◆ EXERCISE OBJECTIVE ◆
Edit the rows from the start of the records through the line containing "1422, 649, 1456]", replacing "cell-waist" with "cell-bel" and keeping everything else unchanged.

◆ THE RECORDS ◆
* * *

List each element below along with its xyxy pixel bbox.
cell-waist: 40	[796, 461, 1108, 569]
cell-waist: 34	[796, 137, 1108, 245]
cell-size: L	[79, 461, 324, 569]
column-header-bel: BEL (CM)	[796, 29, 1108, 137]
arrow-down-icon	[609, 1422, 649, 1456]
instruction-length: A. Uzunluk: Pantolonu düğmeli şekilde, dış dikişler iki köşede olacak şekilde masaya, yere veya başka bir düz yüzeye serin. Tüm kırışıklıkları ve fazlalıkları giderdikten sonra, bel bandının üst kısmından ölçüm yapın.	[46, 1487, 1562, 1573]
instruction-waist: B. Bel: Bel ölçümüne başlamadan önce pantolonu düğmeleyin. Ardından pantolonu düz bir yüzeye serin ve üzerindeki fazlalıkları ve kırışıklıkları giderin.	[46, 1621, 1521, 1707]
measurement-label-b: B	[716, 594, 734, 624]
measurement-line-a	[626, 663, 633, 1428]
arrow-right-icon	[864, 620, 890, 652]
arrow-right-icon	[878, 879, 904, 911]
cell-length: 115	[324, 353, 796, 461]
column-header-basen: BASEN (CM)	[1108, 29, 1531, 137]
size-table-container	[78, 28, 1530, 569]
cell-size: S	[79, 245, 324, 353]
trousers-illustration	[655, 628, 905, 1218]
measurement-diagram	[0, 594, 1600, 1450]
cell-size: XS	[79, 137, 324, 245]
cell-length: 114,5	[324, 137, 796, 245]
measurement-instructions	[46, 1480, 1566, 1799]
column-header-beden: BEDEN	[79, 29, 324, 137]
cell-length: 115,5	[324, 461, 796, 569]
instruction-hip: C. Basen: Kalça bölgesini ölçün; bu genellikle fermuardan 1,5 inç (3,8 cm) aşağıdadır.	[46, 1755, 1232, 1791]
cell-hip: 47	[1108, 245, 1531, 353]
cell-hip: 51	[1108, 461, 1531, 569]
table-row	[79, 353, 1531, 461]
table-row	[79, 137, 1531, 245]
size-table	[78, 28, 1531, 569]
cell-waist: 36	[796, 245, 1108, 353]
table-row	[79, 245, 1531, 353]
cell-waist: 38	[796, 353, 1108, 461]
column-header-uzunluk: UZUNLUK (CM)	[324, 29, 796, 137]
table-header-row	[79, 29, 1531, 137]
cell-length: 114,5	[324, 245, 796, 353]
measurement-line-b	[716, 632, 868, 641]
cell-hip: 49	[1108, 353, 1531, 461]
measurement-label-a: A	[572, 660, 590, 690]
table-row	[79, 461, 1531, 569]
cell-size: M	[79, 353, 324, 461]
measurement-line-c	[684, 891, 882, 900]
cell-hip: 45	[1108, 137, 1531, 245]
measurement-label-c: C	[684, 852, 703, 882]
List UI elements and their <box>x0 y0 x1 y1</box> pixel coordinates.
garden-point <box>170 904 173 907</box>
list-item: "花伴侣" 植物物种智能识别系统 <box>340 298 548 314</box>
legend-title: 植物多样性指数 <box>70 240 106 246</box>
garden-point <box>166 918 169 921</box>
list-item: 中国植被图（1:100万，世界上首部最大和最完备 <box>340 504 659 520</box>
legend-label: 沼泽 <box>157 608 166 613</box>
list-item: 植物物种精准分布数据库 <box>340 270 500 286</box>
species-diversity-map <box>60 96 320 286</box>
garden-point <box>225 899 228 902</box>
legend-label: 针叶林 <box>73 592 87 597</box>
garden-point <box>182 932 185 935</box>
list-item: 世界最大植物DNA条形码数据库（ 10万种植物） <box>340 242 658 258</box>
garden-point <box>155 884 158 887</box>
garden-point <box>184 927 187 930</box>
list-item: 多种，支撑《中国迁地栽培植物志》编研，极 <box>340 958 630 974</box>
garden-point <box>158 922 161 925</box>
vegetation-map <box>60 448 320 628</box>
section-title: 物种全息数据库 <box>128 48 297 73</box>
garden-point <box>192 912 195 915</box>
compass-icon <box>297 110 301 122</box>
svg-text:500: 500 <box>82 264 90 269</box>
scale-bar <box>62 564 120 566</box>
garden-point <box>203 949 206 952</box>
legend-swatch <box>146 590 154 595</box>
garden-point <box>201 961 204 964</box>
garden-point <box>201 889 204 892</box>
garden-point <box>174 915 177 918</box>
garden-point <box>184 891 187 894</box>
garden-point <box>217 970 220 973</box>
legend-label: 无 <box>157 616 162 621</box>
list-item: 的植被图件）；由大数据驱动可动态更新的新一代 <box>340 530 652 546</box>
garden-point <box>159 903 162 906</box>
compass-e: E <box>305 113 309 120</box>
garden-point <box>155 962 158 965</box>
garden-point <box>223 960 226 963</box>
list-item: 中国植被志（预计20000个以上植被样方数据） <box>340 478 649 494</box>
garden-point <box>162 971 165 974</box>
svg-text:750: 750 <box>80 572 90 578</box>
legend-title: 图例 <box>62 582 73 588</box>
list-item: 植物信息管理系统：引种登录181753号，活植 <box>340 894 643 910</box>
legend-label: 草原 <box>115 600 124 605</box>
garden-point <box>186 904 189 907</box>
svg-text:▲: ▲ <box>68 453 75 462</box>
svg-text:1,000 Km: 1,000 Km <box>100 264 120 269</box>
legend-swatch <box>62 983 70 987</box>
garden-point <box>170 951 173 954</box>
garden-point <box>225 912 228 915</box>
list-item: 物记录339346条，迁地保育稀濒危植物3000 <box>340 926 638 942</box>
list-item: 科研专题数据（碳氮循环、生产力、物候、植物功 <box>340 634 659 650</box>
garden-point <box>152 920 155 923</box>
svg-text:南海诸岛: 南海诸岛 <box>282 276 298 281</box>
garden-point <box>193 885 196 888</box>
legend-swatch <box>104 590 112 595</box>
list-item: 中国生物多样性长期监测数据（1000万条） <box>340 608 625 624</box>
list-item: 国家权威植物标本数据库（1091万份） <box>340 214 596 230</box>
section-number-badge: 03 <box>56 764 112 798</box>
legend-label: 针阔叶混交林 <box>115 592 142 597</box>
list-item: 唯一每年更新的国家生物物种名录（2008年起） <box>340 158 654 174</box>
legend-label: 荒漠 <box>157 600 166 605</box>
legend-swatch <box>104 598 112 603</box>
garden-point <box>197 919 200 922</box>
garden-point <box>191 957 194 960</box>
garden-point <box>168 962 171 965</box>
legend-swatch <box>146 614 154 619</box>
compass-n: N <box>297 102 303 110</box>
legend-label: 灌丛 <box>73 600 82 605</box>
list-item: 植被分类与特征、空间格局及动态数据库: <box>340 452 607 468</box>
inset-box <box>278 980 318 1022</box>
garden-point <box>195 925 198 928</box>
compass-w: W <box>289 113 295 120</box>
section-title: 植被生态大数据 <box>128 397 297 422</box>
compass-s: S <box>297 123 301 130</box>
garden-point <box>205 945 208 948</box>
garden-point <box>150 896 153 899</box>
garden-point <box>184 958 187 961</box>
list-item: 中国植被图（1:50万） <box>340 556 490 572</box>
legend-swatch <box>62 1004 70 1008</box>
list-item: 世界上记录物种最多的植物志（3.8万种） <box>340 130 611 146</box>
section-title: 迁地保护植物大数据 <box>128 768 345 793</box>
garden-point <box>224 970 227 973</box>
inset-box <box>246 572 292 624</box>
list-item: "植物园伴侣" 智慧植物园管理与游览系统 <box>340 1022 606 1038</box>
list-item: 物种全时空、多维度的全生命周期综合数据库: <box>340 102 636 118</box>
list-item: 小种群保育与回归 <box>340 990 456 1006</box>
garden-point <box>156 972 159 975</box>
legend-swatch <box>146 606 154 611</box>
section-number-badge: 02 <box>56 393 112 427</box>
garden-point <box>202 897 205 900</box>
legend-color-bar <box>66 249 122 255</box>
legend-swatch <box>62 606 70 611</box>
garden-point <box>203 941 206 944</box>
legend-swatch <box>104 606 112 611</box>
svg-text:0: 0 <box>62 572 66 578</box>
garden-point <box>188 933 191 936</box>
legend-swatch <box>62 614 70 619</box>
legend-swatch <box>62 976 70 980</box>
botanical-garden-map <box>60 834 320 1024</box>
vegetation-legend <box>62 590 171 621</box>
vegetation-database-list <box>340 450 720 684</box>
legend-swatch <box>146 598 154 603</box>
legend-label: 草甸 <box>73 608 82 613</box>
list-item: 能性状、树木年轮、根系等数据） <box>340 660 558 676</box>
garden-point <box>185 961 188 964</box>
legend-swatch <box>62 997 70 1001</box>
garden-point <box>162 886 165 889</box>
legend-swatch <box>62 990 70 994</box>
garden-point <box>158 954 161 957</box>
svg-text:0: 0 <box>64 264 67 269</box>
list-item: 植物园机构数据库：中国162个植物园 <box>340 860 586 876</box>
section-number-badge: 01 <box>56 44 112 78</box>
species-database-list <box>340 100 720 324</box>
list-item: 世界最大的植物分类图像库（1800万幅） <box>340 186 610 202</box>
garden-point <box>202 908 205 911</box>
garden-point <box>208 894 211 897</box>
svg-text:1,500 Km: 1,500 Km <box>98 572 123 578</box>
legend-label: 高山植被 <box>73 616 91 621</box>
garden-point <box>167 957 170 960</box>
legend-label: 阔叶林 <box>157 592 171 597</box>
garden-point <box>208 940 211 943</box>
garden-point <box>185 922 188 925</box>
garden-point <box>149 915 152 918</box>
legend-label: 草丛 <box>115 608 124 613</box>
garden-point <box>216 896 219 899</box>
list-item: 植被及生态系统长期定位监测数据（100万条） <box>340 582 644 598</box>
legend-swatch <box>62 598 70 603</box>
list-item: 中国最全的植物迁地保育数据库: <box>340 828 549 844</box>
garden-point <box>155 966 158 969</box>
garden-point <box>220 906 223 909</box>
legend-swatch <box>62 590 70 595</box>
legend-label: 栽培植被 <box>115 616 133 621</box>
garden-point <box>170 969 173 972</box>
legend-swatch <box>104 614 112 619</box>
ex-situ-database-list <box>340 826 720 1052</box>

* * *

◆ ANSWER TO THIS TASK ◆
List each element below along with its xyxy pixel bbox.
cell-bel: 40	[796, 461, 1108, 569]
cell-bel: 34	[796, 137, 1108, 245]
cell-size: L	[79, 461, 324, 569]
column-header-bel: BEL (CM)	[796, 29, 1108, 137]
arrow-down-icon	[609, 1422, 649, 1456]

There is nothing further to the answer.